Data records:
Start

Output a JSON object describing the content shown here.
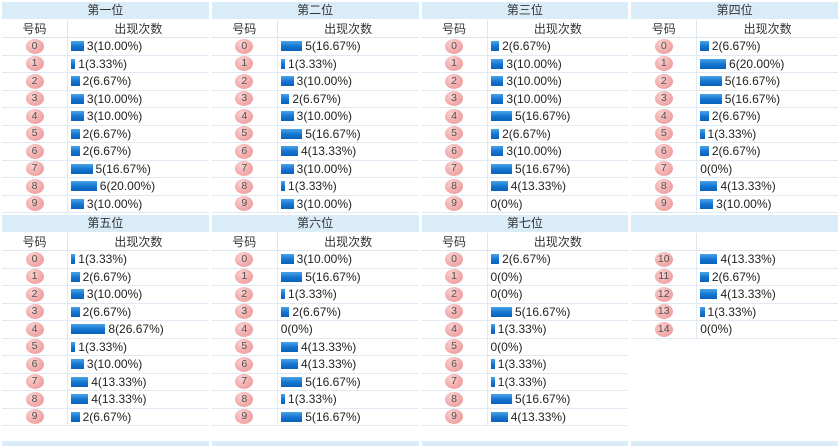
{
  "colors": {
    "title_bg": "#d9ecf7",
    "bar_blue": "#1274d0",
    "badge_pink": "#f2abab",
    "row_line": "#e1eaf3"
  },
  "chart_data": [
    {
      "type": "bar",
      "title": "第一位",
      "col_headers": [
        "号码",
        "出现次数"
      ],
      "categories": [
        "0",
        "1",
        "2",
        "3",
        "4",
        "5",
        "6",
        "7",
        "8",
        "9"
      ],
      "values": [
        3,
        1,
        2,
        3,
        3,
        2,
        2,
        5,
        6,
        3
      ],
      "labels": [
        "3(10.00%)",
        "1(3.33%)",
        "2(6.67%)",
        "3(10.00%)",
        "3(10.00%)",
        "2(6.67%)",
        "2(6.67%)",
        "5(16.67%)",
        "6(20.00%)",
        "3(10.00%)"
      ]
    },
    {
      "type": "bar",
      "title": "第二位",
      "col_headers": [
        "号码",
        "出现次数"
      ],
      "categories": [
        "0",
        "1",
        "2",
        "3",
        "4",
        "5",
        "6",
        "7",
        "8",
        "9"
      ],
      "values": [
        5,
        1,
        3,
        2,
        3,
        5,
        4,
        3,
        1,
        3
      ],
      "labels": [
        "5(16.67%)",
        "1(3.33%)",
        "3(10.00%)",
        "2(6.67%)",
        "3(10.00%)",
        "5(16.67%)",
        "4(13.33%)",
        "3(10.00%)",
        "1(3.33%)",
        "3(10.00%)"
      ]
    },
    {
      "type": "bar",
      "title": "第三位",
      "col_headers": [
        "号码",
        "出现次数"
      ],
      "categories": [
        "0",
        "1",
        "2",
        "3",
        "4",
        "5",
        "6",
        "7",
        "8",
        "9"
      ],
      "values": [
        2,
        3,
        3,
        3,
        5,
        2,
        3,
        5,
        4,
        0
      ],
      "labels": [
        "2(6.67%)",
        "3(10.00%)",
        "3(10.00%)",
        "3(10.00%)",
        "5(16.67%)",
        "2(6.67%)",
        "3(10.00%)",
        "5(16.67%)",
        "4(13.33%)",
        "0(0%)"
      ]
    },
    {
      "type": "bar",
      "title": "第四位",
      "col_headers": [
        "号码",
        "出现次数"
      ],
      "categories": [
        "0",
        "1",
        "2",
        "3",
        "4",
        "5",
        "6",
        "7",
        "8",
        "9"
      ],
      "values": [
        2,
        6,
        5,
        5,
        2,
        1,
        2,
        0,
        4,
        3
      ],
      "labels": [
        "2(6.67%)",
        "6(20.00%)",
        "5(16.67%)",
        "5(16.67%)",
        "2(6.67%)",
        "1(3.33%)",
        "2(6.67%)",
        "0(0%)",
        "4(13.33%)",
        "3(10.00%)"
      ]
    },
    {
      "type": "bar",
      "title": "第五位",
      "col_headers": [
        "号码",
        "出现次数"
      ],
      "categories": [
        "0",
        "1",
        "2",
        "3",
        "4",
        "5",
        "6",
        "7",
        "8",
        "9"
      ],
      "values": [
        1,
        2,
        3,
        2,
        8,
        1,
        3,
        4,
        4,
        2
      ],
      "labels": [
        "1(3.33%)",
        "2(6.67%)",
        "3(10.00%)",
        "2(6.67%)",
        "8(26.67%)",
        "1(3.33%)",
        "3(10.00%)",
        "4(13.33%)",
        "4(13.33%)",
        "2(6.67%)"
      ]
    },
    {
      "type": "bar",
      "title": "第六位",
      "col_headers": [
        "号码",
        "出现次数"
      ],
      "categories": [
        "0",
        "1",
        "2",
        "3",
        "4",
        "5",
        "6",
        "7",
        "8",
        "9"
      ],
      "values": [
        3,
        5,
        1,
        2,
        0,
        4,
        4,
        5,
        1,
        5
      ],
      "labels": [
        "3(10.00%)",
        "5(16.67%)",
        "1(3.33%)",
        "2(6.67%)",
        "0(0%)",
        "4(13.33%)",
        "4(13.33%)",
        "5(16.67%)",
        "1(3.33%)",
        "5(16.67%)"
      ]
    },
    {
      "type": "bar",
      "title": "第七位",
      "col_headers": [
        "号码",
        "出现次数"
      ],
      "categories": [
        "0",
        "1",
        "2",
        "3",
        "4",
        "5",
        "6",
        "7",
        "8",
        "9"
      ],
      "values": [
        2,
        0,
        0,
        5,
        1,
        0,
        1,
        1,
        5,
        4
      ],
      "labels": [
        "2(6.67%)",
        "0(0%)",
        "0(0%)",
        "5(16.67%)",
        "1(3.33%)",
        "0(0%)",
        "1(3.33%)",
        "1(3.33%)",
        "5(16.67%)",
        "4(13.33%)"
      ]
    },
    {
      "type": "bar",
      "title": "",
      "col_headers": [
        "",
        ""
      ],
      "categories": [
        "10",
        "11",
        "12",
        "13",
        "14"
      ],
      "values": [
        4,
        2,
        4,
        1,
        0
      ],
      "labels": [
        "4(13.33%)",
        "2(6.67%)",
        "4(13.33%)",
        "1(3.33%)",
        "0(0%)"
      ]
    }
  ]
}
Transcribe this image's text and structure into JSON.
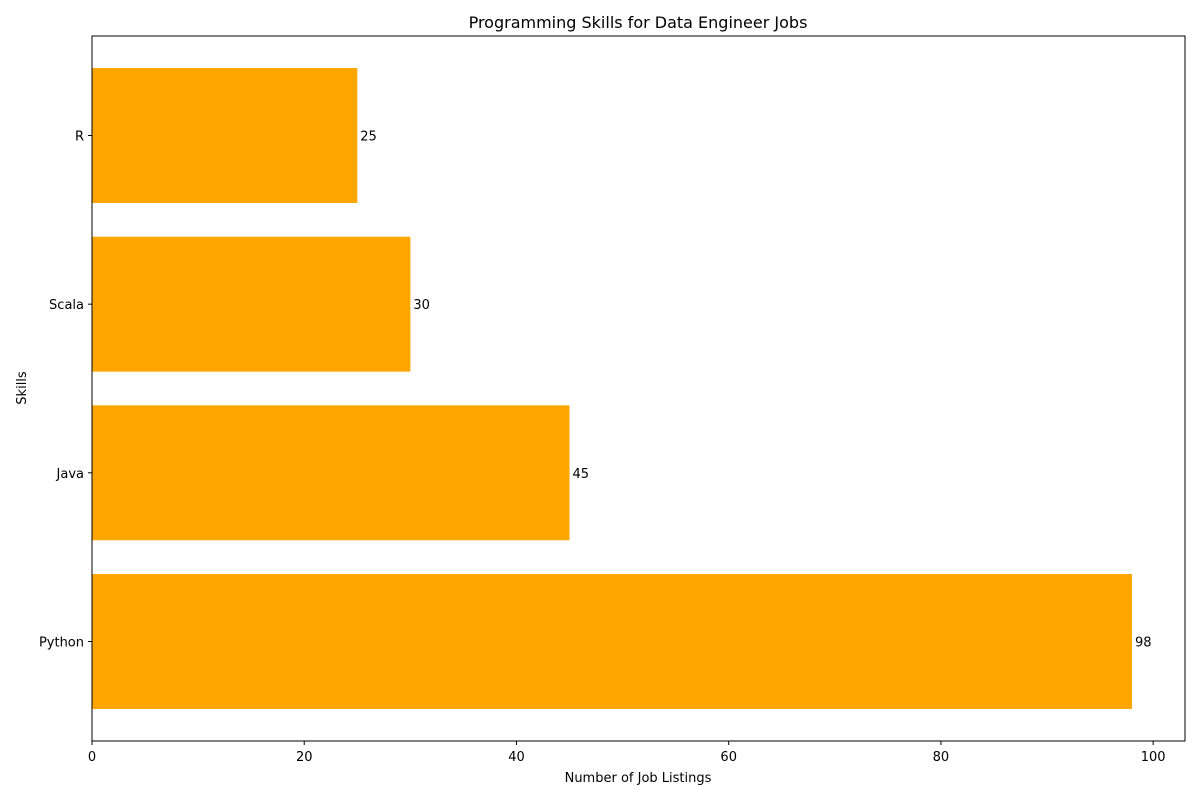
{
  "chart_data": {
    "type": "bar",
    "orientation": "horizontal",
    "title": "Programming Skills for Data Engineer Jobs",
    "xlabel": "Number of Job Listings",
    "ylabel": "Skills",
    "categories": [
      "Python",
      "Java",
      "Scala",
      "R"
    ],
    "values": [
      98,
      45,
      30,
      25
    ],
    "data_labels": [
      "98",
      "45",
      "30",
      "25"
    ],
    "xlim": [
      0,
      103
    ],
    "xticks": [
      0,
      20,
      40,
      60,
      80,
      100
    ],
    "xtick_labels": [
      "0",
      "20",
      "40",
      "60",
      "80",
      "100"
    ],
    "grid": false,
    "legend": "none",
    "bar_color": "#ffa500",
    "axis_color": "#000000"
  }
}
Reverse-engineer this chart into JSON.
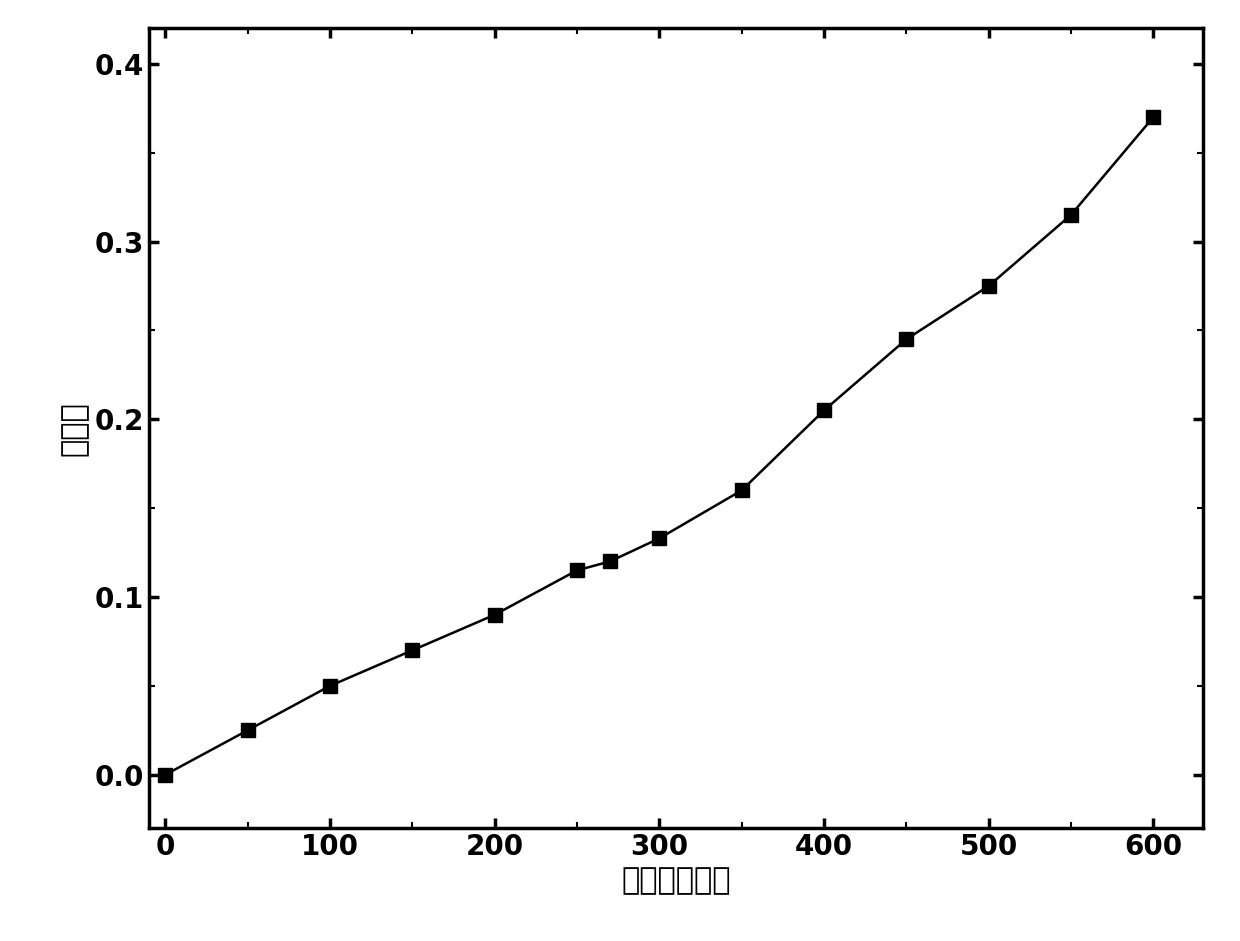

End

Locate "Transcribe this image's" in the entries above. Copy, exactly and only, the lines from that line to the end, leaving out the pictures.

Transcribe this image's text and structure into JSON.
{
  "chart_data": {
    "type": "bar",
    "orientation": "horizontal",
    "title": "Programming Skills for Data Engineer Jobs",
    "xlabel": "Number of Job Listings",
    "ylabel": "Skills",
    "categories": [
      "Python",
      "Java",
      "Scala",
      "R"
    ],
    "values": [
      98,
      45,
      30,
      25
    ],
    "data_labels": [
      "98",
      "45",
      "30",
      "25"
    ],
    "xlim": [
      0,
      103
    ],
    "xticks": [
      0,
      20,
      40,
      60,
      80,
      100
    ],
    "xtick_labels": [
      "0",
      "20",
      "40",
      "60",
      "80",
      "100"
    ],
    "grid": false,
    "legend": "none",
    "bar_color": "#ffa500",
    "axis_color": "#000000"
  }
}
Reverse-engineer this chart into JSON.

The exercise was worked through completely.